Copy each line below that contains "name".

(Recorded data)
++++++++

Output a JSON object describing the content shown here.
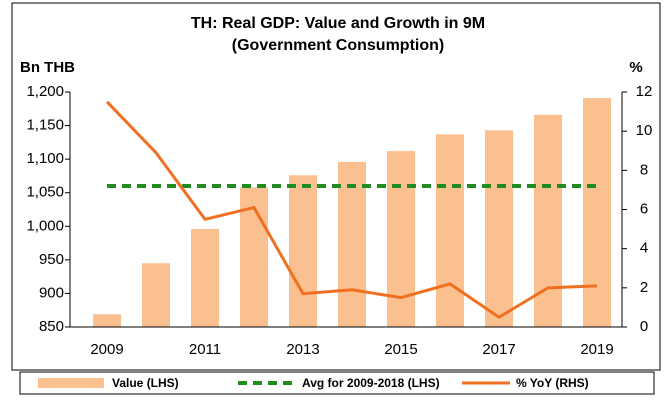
{
  "chart_data": {
    "type": "bar-line",
    "title": "TH: Real GDP: Value and Growth in 9M",
    "subtitle": "(Government Consumption)",
    "y_label": "Bn THB",
    "y2_label": "%",
    "categories": [
      "2009",
      null,
      "2011",
      null,
      "2013",
      null,
      "2015",
      null,
      "2017",
      null,
      "2019"
    ],
    "series": [
      {
        "name": "Value (LHS)",
        "type": "bar",
        "color": "#fac08f",
        "axis": "y",
        "values": [
          869,
          945,
          996,
          1058,
          1076,
          1096,
          1112,
          1137,
          1143,
          1166,
          1191
        ]
      },
      {
        "name": "Avg for 2009-2018 (LHS)",
        "type": "dashed-line",
        "color": "#1e8c1e",
        "axis": "y",
        "values": [
          1060,
          1060,
          1060,
          1060,
          1060,
          1060,
          1060,
          1060,
          1060,
          1060,
          1060
        ]
      },
      {
        "name": "% YoY (RHS)",
        "type": "line",
        "color": "#f07022",
        "axis": "y2",
        "values": [
          11.5,
          8.9,
          5.5,
          6.1,
          1.7,
          1.9,
          1.5,
          2.2,
          0.5,
          2.0,
          2.1
        ]
      }
    ],
    "ylim": [
      850,
      1200
    ],
    "yticks": [
      850,
      900,
      950,
      {
        "value": 1000,
        "label": "1,000"
      },
      {
        "value": 1050,
        "label": "1,050"
      },
      {
        "value": 1100,
        "label": "1,100"
      },
      {
        "value": 1150,
        "label": "1,150"
      },
      {
        "value": 1200,
        "label": "1,200"
      }
    ],
    "y2lim": [
      0,
      12
    ],
    "y2ticks": [
      0,
      2,
      4,
      6,
      8,
      10,
      12
    ],
    "legend": "bottom"
  }
}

++++++++

» **Worked answer**:
        "name": "Value (LHS)",
        "name": "Avg for 2009-2018 (LHS)",
        "name": "% YoY (RHS)",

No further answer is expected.